_EXERCISE_
Tally up the lines that include "information" and state that number by itself.

[Recorded data]
= = =

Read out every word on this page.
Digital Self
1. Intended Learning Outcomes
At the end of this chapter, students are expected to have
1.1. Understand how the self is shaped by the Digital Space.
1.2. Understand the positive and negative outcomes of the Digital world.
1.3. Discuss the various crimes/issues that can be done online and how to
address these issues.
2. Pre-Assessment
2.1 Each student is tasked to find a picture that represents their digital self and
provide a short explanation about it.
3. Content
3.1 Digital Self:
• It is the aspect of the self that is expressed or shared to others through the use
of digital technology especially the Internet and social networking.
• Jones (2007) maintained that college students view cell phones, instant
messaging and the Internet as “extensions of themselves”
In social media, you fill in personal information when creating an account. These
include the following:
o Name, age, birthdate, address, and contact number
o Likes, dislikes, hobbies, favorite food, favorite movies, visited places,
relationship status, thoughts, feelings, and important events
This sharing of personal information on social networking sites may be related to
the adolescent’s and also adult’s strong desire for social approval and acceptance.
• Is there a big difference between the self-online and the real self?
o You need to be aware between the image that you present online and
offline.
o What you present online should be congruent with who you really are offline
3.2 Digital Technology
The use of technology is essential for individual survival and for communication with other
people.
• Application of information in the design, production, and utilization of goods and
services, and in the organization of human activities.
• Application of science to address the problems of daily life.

= = =

_RESPONSE TO THIS EXERCISE_
3